§ The exercise
Copy out all the data, word for word.

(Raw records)
↓↓↓

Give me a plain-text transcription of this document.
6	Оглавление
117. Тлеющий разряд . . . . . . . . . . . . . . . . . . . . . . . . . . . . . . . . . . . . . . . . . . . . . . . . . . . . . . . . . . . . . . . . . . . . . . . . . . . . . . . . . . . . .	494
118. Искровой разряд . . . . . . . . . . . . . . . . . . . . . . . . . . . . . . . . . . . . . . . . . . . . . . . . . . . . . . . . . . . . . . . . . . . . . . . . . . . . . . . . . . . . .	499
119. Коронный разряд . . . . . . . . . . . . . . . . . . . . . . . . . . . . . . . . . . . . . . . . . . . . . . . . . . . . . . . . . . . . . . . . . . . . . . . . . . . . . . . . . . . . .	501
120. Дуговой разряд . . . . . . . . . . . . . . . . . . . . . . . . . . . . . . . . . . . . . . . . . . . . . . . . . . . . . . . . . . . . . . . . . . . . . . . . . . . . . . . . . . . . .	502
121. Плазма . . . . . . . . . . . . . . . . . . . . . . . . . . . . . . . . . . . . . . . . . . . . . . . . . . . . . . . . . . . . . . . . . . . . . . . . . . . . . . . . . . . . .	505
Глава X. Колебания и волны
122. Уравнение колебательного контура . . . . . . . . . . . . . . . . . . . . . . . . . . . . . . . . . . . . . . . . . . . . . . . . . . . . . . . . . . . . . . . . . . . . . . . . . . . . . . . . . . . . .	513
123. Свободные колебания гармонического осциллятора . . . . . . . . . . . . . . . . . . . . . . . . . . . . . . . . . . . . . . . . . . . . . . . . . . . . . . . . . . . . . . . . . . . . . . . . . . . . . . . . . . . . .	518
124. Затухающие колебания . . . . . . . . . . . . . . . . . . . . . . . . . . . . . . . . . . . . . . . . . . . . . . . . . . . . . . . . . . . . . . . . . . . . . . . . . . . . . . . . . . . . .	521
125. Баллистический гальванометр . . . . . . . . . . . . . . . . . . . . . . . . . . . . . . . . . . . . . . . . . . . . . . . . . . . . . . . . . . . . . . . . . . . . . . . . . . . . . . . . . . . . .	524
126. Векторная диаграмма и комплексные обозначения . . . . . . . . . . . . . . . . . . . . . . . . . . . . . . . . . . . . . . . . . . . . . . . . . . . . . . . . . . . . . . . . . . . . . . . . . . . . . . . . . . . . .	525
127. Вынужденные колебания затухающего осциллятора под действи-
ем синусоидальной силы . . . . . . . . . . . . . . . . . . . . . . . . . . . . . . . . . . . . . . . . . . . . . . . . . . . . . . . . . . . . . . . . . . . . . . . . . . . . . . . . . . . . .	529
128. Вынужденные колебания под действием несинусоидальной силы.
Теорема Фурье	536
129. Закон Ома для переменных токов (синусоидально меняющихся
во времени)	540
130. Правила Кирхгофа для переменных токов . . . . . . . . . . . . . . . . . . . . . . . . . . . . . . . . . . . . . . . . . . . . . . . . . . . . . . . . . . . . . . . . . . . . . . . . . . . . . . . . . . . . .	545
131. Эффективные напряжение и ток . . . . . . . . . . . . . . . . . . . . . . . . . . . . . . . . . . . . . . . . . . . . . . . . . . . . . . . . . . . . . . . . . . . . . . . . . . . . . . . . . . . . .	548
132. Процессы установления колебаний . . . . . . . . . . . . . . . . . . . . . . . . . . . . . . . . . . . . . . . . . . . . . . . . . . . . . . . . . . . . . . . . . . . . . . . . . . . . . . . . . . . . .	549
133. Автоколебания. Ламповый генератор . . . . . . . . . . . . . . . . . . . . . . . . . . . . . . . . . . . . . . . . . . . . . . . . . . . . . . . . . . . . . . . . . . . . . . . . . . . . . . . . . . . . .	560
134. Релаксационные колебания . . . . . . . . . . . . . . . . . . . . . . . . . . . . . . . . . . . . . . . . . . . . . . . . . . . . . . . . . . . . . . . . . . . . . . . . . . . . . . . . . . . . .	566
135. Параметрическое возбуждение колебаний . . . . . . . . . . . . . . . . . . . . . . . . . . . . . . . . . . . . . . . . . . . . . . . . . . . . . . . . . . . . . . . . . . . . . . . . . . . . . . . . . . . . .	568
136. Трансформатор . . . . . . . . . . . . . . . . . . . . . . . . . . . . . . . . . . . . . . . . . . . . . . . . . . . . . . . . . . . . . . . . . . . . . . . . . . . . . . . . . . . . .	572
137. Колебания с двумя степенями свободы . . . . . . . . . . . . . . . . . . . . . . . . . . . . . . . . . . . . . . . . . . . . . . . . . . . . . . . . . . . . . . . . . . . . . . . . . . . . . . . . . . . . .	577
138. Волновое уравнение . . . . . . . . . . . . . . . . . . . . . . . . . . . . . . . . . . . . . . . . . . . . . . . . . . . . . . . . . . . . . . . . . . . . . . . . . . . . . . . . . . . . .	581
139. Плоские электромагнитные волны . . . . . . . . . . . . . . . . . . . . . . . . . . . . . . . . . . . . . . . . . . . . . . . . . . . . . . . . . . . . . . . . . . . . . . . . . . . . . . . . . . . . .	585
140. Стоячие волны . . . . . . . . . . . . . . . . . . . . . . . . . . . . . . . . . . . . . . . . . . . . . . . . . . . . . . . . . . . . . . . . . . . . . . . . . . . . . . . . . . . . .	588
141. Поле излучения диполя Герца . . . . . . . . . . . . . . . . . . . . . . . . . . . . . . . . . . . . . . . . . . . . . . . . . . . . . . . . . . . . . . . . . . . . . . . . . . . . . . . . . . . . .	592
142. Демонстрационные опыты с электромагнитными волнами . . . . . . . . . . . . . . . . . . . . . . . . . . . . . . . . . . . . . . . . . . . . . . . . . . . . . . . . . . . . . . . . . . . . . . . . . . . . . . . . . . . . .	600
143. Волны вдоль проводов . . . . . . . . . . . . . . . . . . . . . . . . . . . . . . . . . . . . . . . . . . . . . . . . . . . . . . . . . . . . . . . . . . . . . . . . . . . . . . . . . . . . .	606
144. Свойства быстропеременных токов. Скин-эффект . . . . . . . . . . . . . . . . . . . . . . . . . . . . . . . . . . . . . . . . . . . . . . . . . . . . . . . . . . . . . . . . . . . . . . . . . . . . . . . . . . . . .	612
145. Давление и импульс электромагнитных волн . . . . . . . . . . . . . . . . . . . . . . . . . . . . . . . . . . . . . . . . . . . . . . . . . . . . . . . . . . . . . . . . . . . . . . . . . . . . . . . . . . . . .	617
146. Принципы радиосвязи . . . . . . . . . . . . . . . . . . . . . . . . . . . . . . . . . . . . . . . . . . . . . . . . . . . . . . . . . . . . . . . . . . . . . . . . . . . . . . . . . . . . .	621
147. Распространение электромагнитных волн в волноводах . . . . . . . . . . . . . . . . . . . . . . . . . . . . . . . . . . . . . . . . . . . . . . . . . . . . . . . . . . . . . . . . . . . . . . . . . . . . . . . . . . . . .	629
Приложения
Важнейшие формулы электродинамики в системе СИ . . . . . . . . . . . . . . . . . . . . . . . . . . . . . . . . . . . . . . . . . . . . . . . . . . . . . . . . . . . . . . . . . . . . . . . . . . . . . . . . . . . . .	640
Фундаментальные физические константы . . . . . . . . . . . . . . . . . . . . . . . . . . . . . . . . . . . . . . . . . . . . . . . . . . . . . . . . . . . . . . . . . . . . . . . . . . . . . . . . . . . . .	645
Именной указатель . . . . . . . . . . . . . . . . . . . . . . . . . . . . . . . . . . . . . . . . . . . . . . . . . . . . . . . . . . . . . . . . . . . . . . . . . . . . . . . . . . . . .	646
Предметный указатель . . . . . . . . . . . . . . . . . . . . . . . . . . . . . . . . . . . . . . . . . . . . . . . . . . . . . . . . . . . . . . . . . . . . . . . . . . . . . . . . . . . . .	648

↑↑↑

§ Solution to this task
Give me a plain-text transcription of this document.
6	Оглавление
117. Тлеющий разряд . . . . . . . . . . . . . . . . . . . . . . . . . . . . . . . . . . . . . . . . . . . . . . . . . . . . . . . . . . . . . . . . . . . . . . . . . . . . . . . . . . . . .	494
118. Искровой разряд . . . . . . . . . . . . . . . . . . . . . . . . . . . . . . . . . . . . . . . . . . . . . . . . . . . . . . . . . . . . . . . . . . . . . . . . . . . . . . . . . . . . .	499
119. Коронный разряд . . . . . . . . . . . . . . . . . . . . . . . . . . . . . . . . . . . . . . . . . . . . . . . . . . . . . . . . . . . . . . . . . . . . . . . . . . . . . . . . . . . . .	501
120. Дуговой разряд . . . . . . . . . . . . . . . . . . . . . . . . . . . . . . . . . . . . . . . . . . . . . . . . . . . . . . . . . . . . . . . . . . . . . . . . . . . . . . . . . . . . .	502
121. Плазма . . . . . . . . . . . . . . . . . . . . . . . . . . . . . . . . . . . . . . . . . . . . . . . . . . . . . . . . . . . . . . . . . . . . . . . . . . . . . . . . . . . . .	505
Глава X. Колебания и волны
122. Уравнение колебательного контура . . . . . . . . . . . . . . . . . . . . . . . . . . . . . . . . . . . . . . . . . . . . . . . . . . . . . . . . . . . . . . . . . . . . . . . . . . . . . . . . . . . . .	513
123. Свободные колебания гармонического осциллятора . . . . . . . . . . . . . . . . . . . . . . . . . . . . . . . . . . . . . . . . . . . . . . . . . . . . . . . . . . . . . . . . . . . . . . . . . . . . . . . . . . . . .	518
124. Затухающие колебания . . . . . . . . . . . . . . . . . . . . . . . . . . . . . . . . . . . . . . . . . . . . . . . . . . . . . . . . . . . . . . . . . . . . . . . . . . . . . . . . . . . . .	521
125. Баллистический гальванометр . . . . . . . . . . . . . . . . . . . . . . . . . . . . . . . . . . . . . . . . . . . . . . . . . . . . . . . . . . . . . . . . . . . . . . . . . . . . . . . . . . . . .	524
126. Векторная диаграмма и комплексные обозначения . . . . . . . . . . . . . . . . . . . . . . . . . . . . . . . . . . . . . . . . . . . . . . . . . . . . . . . . . . . . . . . . . . . . . . . . . . . . . . . . . . . . .	525
127. Вынужденные колебания затухающего осциллятора под действи-
ем синусоидальной силы . . . . . . . . . . . . . . . . . . . . . . . . . . . . . . . . . . . . . . . . . . . . . . . . . . . . . . . . . . . . . . . . . . . . . . . . . . . . . . . . . . . . .	529
128. Вынужденные колебания под действием несинусоидальной силы.
Теорема Фурье	536
129. Закон Ома для переменных токов (синусоидально меняющихся
во времени)	540
130. Правила Кирхгофа для переменных токов . . . . . . . . . . . . . . . . . . . . . . . . . . . . . . . . . . . . . . . . . . . . . . . . . . . . . . . . . . . . . . . . . . . . . . . . . . . . . . . . . . . . .	545
131. Эффективные напряжение и ток . . . . . . . . . . . . . . . . . . . . . . . . . . . . . . . . . . . . . . . . . . . . . . . . . . . . . . . . . . . . . . . . . . . . . . . . . . . . . . . . . . . . .	548
132. Процессы установления колебаний . . . . . . . . . . . . . . . . . . . . . . . . . . . . . . . . . . . . . . . . . . . . . . . . . . . . . . . . . . . . . . . . . . . . . . . . . . . . . . . . . . . . .	549
133. Автоколебания. Ламповый генератор . . . . . . . . . . . . . . . . . . . . . . . . . . . . . . . . . . . . . . . . . . . . . . . . . . . . . . . . . . . . . . . . . . . . . . . . . . . . . . . . . . . . .	560
134. Релаксационные колебания . . . . . . . . . . . . . . . . . . . . . . . . . . . . . . . . . . . . . . . . . . . . . . . . . . . . . . . . . . . . . . . . . . . . . . . . . . . . . . . . . . . . .	566
135. Параметрическое возбуждение колебаний . . . . . . . . . . . . . . . . . . . . . . . . . . . . . . . . . . . . . . . . . . . . . . . . . . . . . . . . . . . . . . . . . . . . . . . . . . . . . . . . . . . . .	568
136. Трансформатор . . . . . . . . . . . . . . . . . . . . . . . . . . . . . . . . . . . . . . . . . . . . . . . . . . . . . . . . . . . . . . . . . . . . . . . . . . . . . . . . . . . . .	572
137. Колебания с двумя степенями свободы . . . . . . . . . . . . . . . . . . . . . . . . . . . . . . . . . . . . . . . . . . . . . . . . . . . . . . . . . . . . . . . . . . . . . . . . . . . . . . . . . . . . .	577
138. Волновое уравнение . . . . . . . . . . . . . . . . . . . . . . . . . . . . . . . . . . . . . . . . . . . . . . . . . . . . . . . . . . . . . . . . . . . . . . . . . . . . . . . . . . . . .	581
139. Плоские электромагнитные волны . . . . . . . . . . . . . . . . . . . . . . . . . . . . . . . . . . . . . . . . . . . . . . . . . . . . . . . . . . . . . . . . . . . . . . . . . . . . . . . . . . . . .	585
140. Стоячие волны . . . . . . . . . . . . . . . . . . . . . . . . . . . . . . . . . . . . . . . . . . . . . . . . . . . . . . . . . . . . . . . . . . . . . . . . . . . . . . . . . . . . .	588
141. Поле излучения диполя Герца . . . . . . . . . . . . . . . . . . . . . . . . . . . . . . . . . . . . . . . . . . . . . . . . . . . . . . . . . . . . . . . . . . . . . . . . . . . . . . . . . . . . .	592
142. Демонстрационные опыты с электромагнитными волнами . . . . . . . . . . . . . . . . . . . . . . . . . . . . . . . . . . . . . . . . . . . . . . . . . . . . . . . . . . . . . . . . . . . . . . . . . . . . . . . . . . . . .	600
143. Волны вдоль проводов . . . . . . . . . . . . . . . . . . . . . . . . . . . . . . . . . . . . . . . . . . . . . . . . . . . . . . . . . . . . . . . . . . . . . . . . . . . . . . . . . . . . .	606
144. Свойства быстропеременных токов. Скин-эффект . . . . . . . . . . . . . . . . . . . . . . . . . . . . . . . . . . . . . . . . . . . . . . . . . . . . . . . . . . . . . . . . . . . . . . . . . . . . . . . . . . . . .	612
145. Давление и импульс электромагнитных волн . . . . . . . . . . . . . . . . . . . . . . . . . . . . . . . . . . . . . . . . . . . . . . . . . . . . . . . . . . . . . . . . . . . . . . . . . . . . . . . . . . . . .	617
146. Принципы радиосвязи . . . . . . . . . . . . . . . . . . . . . . . . . . . . . . . . . . . . . . . . . . . . . . . . . . . . . . . . . . . . . . . . . . . . . . . . . . . . . . . . . . . . .	621
147. Распространение электромагнитных волн в волноводах . . . . . . . . . . . . . . . . . . . . . . . . . . . . . . . . . . . . . . . . . . . . . . . . . . . . . . . . . . . . . . . . . . . . . . . . . . . . . . . . . . . . .	629
Приложения
Важнейшие формулы электродинамики в системе СИ . . . . . . . . . . . . . . . . . . . . . . . . . . . . . . . . . . . . . . . . . . . . . . . . . . . . . . . . . . . . . . . . . . . . . . . . . . . . . . . . . . . . .	640
Фундаментальные физические константы . . . . . . . . . . . . . . . . . . . . . . . . . . . . . . . . . . . . . . . . . . . . . . . . . . . . . . . . . . . . . . . . . . . . . . . . . . . . . . . . . . . . .	645
Именной указатель . . . . . . . . . . . . . . . . . . . . . . . . . . . . . . . . . . . . . . . . . . . . . . . . . . . . . . . . . . . . . . . . . . . . . . . . . . . . . . . . . . . . .	646
Предметный указатель . . . . . . . . . . . . . . . . . . . . . . . . . . . . . . . . . . . . . . . . . . . . . . . . . . . . . . . . . . . . . . . . . . . . . . . . . . . . . . . . . . . . .	648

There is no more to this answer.